Input rows:
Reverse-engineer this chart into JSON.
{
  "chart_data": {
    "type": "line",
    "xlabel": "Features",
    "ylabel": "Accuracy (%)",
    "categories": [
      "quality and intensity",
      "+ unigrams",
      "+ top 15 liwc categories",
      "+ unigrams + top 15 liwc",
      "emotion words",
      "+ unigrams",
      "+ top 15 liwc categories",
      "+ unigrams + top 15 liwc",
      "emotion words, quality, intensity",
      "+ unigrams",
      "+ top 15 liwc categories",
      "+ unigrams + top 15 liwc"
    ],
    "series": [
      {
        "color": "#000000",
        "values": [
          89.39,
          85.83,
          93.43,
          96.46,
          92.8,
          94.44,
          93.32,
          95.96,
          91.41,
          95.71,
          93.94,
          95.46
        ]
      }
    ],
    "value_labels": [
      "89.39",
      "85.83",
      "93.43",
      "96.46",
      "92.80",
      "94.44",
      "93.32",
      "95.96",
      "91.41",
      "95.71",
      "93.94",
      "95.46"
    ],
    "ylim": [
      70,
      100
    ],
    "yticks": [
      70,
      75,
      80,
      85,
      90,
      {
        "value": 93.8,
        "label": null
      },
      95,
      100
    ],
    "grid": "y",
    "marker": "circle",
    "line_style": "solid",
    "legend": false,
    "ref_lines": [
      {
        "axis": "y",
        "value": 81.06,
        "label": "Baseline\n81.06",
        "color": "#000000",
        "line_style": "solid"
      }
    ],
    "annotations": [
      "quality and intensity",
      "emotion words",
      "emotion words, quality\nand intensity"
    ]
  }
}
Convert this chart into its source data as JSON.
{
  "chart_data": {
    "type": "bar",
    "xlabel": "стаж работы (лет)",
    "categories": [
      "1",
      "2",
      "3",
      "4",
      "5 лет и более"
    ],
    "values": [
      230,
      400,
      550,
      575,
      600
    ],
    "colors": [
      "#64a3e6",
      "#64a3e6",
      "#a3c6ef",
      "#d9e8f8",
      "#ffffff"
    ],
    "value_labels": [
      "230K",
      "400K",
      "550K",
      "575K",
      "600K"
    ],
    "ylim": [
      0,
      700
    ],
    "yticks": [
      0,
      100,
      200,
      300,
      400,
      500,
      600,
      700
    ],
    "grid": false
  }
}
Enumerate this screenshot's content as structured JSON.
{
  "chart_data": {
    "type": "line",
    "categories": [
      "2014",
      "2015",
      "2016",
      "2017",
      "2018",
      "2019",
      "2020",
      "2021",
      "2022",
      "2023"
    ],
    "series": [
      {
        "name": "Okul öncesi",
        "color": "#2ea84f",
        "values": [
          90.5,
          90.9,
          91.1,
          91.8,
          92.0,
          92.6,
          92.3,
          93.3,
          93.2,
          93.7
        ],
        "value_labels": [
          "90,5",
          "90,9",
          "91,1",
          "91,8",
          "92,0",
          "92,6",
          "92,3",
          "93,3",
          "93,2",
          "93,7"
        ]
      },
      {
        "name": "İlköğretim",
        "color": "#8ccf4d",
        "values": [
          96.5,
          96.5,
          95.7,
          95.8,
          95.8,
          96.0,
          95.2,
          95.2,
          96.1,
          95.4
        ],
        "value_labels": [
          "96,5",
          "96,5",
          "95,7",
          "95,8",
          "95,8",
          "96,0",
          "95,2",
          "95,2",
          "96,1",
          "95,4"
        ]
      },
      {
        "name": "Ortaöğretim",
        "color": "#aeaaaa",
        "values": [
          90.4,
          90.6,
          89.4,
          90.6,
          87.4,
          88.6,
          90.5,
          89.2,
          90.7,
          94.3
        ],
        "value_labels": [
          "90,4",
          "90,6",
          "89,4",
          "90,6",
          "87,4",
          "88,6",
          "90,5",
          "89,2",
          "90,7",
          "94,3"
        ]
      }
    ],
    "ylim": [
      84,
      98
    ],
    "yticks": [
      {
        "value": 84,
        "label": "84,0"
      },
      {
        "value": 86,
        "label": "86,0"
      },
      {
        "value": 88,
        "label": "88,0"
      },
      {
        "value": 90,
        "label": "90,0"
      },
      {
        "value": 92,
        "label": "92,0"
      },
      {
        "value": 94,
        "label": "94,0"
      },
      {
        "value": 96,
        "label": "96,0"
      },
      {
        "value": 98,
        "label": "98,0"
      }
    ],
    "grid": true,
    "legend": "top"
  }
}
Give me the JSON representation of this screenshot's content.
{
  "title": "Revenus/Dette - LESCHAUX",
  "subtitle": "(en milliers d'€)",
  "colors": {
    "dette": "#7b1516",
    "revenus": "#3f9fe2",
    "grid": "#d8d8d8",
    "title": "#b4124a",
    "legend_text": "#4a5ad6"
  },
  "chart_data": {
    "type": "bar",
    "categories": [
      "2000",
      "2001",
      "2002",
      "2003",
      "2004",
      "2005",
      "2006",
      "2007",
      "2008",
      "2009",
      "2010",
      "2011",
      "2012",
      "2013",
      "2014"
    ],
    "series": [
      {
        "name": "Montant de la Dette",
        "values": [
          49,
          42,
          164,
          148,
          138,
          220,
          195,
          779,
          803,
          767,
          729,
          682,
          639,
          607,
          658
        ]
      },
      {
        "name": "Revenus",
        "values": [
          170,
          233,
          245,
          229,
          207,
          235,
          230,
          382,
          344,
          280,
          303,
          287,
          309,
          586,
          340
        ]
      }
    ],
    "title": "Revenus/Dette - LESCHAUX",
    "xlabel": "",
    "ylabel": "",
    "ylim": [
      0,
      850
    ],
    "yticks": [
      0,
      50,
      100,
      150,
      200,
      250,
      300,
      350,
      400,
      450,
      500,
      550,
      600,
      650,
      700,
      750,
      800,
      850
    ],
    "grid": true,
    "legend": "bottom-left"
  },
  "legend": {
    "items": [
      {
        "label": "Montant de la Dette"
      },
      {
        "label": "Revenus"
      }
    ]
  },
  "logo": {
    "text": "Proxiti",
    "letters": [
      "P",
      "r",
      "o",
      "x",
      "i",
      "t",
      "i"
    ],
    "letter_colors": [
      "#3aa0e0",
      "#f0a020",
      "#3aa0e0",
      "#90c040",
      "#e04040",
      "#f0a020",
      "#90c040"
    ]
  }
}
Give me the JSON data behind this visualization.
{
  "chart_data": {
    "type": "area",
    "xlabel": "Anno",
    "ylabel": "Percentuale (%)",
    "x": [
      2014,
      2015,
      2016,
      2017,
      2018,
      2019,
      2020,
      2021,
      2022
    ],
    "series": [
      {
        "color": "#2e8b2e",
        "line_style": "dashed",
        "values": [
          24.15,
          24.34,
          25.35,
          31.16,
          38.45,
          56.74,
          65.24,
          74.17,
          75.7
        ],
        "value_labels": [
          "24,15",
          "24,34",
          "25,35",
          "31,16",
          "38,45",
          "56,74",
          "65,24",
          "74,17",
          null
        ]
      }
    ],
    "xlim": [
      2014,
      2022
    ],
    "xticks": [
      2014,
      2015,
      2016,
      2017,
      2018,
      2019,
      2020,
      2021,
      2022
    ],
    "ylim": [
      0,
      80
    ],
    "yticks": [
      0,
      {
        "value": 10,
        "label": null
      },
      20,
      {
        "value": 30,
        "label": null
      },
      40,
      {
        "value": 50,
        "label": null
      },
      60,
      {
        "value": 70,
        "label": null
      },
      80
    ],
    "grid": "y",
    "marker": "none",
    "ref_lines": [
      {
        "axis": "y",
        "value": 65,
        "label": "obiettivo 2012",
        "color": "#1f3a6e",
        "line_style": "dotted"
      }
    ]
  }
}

What is asked: Go through the data and gather every line that holds "Give".

Answer to the problem:
Give me the JSON representation of this screenshot's content.
Give me the JSON data behind this visualization.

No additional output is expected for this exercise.